#### [What to do]
Write out the listing below again, precisely as it is given.
──────── Given data ────────
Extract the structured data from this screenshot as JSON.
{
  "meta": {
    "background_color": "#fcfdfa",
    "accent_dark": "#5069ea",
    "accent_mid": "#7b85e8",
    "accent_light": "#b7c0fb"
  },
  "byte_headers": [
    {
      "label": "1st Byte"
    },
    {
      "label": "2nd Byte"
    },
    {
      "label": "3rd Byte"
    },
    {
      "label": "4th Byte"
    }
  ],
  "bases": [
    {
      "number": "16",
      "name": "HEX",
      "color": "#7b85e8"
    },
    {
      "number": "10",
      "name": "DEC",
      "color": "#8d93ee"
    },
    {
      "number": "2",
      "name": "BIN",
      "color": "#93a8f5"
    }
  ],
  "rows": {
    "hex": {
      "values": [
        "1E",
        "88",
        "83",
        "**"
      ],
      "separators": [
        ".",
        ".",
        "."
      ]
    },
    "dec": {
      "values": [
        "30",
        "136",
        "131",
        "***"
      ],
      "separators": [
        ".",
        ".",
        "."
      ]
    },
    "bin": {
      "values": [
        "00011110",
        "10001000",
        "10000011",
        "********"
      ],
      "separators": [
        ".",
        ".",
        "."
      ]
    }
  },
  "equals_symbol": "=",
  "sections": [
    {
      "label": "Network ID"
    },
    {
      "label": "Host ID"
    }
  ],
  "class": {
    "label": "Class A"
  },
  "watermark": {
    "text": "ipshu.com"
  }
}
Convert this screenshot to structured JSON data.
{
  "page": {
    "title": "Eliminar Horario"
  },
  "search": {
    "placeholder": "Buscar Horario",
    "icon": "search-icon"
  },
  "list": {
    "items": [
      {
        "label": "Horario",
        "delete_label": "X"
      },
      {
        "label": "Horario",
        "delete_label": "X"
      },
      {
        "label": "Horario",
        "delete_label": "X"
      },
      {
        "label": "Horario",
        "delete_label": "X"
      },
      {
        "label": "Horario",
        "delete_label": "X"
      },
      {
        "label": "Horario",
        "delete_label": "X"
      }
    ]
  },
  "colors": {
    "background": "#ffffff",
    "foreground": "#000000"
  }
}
────────
#### [Expected output]
Extract the structured data from this screenshot as JSON.
{
  "meta": {
    "background_color": "#fcfdfa",
    "accent_dark": "#5069ea",
    "accent_mid": "#7b85e8",
    "accent_light": "#b7c0fb"
  },
  "byte_headers": [
    {
      "label": "1st Byte"
    },
    {
      "label": "2nd Byte"
    },
    {
      "label": "3rd Byte"
    },
    {
      "label": "4th Byte"
    }
  ],
  "bases": [
    {
      "number": "16",
      "name": "HEX",
      "color": "#7b85e8"
    },
    {
      "number": "10",
      "name": "DEC",
      "color": "#8d93ee"
    },
    {
      "number": "2",
      "name": "BIN",
      "color": "#93a8f5"
    }
  ],
  "rows": {
    "hex": {
      "values": [
        "1E",
        "88",
        "83",
        "**"
      ],
      "separators": [
        ".",
        ".",
        "."
      ]
    },
    "dec": {
      "values": [
        "30",
        "136",
        "131",
        "***"
      ],
      "separators": [
        ".",
        ".",
        "."
      ]
    },
    "bin": {
      "values": [
        "00011110",
        "10001000",
        "10000011",
        "********"
      ],
      "separators": [
        ".",
        ".",
        "."
      ]
    }
  },
  "equals_symbol": "=",
  "sections": [
    {
      "label": "Network ID"
    },
    {
      "label": "Host ID"
    }
  ],
  "class": {
    "label": "Class A"
  },
  "watermark": {
    "text": "ipshu.com"
  }
}
Convert this screenshot to structured JSON data.
{
  "page": {
    "title": "Eliminar Horario"
  },
  "search": {
    "placeholder": "Buscar Horario",
    "icon": "search-icon"
  },
  "list": {
    "items": [
      {
        "label": "Horario",
        "delete_label": "X"
      },
      {
        "label": "Horario",
        "delete_label": "X"
      },
      {
        "label": "Horario",
        "delete_label": "X"
      },
      {
        "label": "Horario",
        "delete_label": "X"
      },
      {
        "label": "Horario",
        "delete_label": "X"
      },
      {
        "label": "Horario",
        "delete_label": "X"
      }
    ]
  },
  "colors": {
    "background": "#ffffff",
    "foreground": "#000000"
  }
}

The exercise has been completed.